> [Directions for this task] In the data that follows, count the lines in which the word "一善易修也" occurs, and report that figure alone.
□ □ □ □ □
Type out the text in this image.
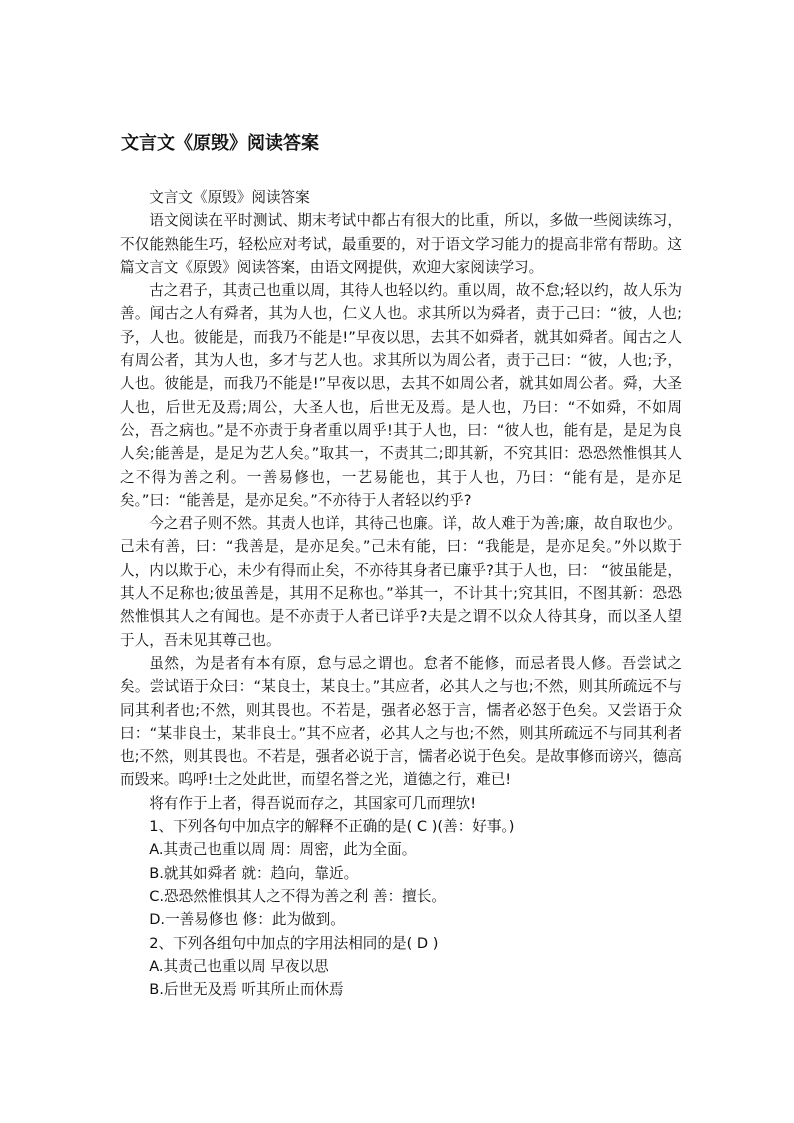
文言文《原毁》阅读答案

文言文《原毁》阅读答案

语文阅读在平时测试、期末考试中都占有很大的比重，所以，多做一些阅读练习，不仅能熟能生巧，轻松应对考试，最重要的，对于语文学习能力的提高非常有帮助。这篇文言文《原毁》阅读答案，由语文网提供，欢迎大家阅读学习。

古之君子，其责己也重以周，其待人也轻以约。重以周，故不怠;轻以约，故人乐为善。闻古之人有舜者，其为人也，仁义人也。求其所以为舜者，责于己曰：“彼，人也;予，人也。彼能是，而我乃不能是!”早夜以思，去其不如舜者，就其如舜者。闻古之人有周公者，其为人也，多才与艺人也。求其所以为周公者，责于己曰：“彼，人也;予，人也。彼能是，而我乃不能是!”早夜以思，去其不如周公者，就其如周公者。舜，大圣人也，后世无及焉;周公，大圣人也，后世无及焉。是人也，乃曰：“不如舜，不如周公，吾之病也。”是不亦责于身者重以周乎!其于人也，曰：“彼人也，能有是，是足为良人矣;能善是，是足为艺人矣。”取其一，不责其二;即其新，不究其旧：恐恐然惟惧其人之不得为善之利。一善易修也，一艺易能也，其于人也，乃曰：“能有是，是亦足矣。”曰：“能善是，是亦足矣。”不亦待于人者轻以约乎?

今之君子则不然。其责人也详，其待己也廉。详，故人难于为善;廉，故自取也少。己未有善，曰：“我善是，是亦足矣。”己未有能，曰：“我能是，是亦足矣。”外以欺于人，内以欺于心，未少有得而止矣，不亦待其身者已廉乎?其于人也，曰： “彼虽能是，其人不足称也;彼虽善是，其用不足称也。”举其一，不计其十;究其旧，不图其新：恐恐然惟惧其人之有闻也。是不亦责于人者已详乎?夫是之谓不以众人待其身，而以圣人望于人，吾未见其尊己也。

虽然，为是者有本有原，怠与忌之谓也。怠者不能修，而忌者畏人修。吾尝试之矣。尝试语于众曰：“某良士，某良士。”其应者，必其人之与也;不然，则其所疏远不与同其利者也;不然，则其畏也。不若是，强者必怒于言，懦者必怒于色矣。又尝语于众曰：“某非良士，某非良士。”其不应者，必其人之与也;不然，则其所疏远不与同其利者也;不然，则其畏也。不若是，强者必说于言，懦者必说于色矣。是故事修而谤兴，德高而毁来。呜呼!士之处此世，而望名誉之光，道德之行，难已!

将有作于上者，得吾说而存之，其国家可几而理欤!

1、下列各句中加点字的解释不正确的是( C )(善：好事。)

A.其责己也重以周 周：周密，此为全面。

B.就其如舜者 就：趋向，靠近。

C.恐恐然惟惧其人之不得为善之利 善：擅长。

D.一善易修也 修：此为做到。

2、下列各组句中加点的字用法相同的是( D )

A.其责己也重以周 早夜以思

B.后世无及焉 听其所止而休焉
□ □ □ □ □
> [Solution to this exercise] 2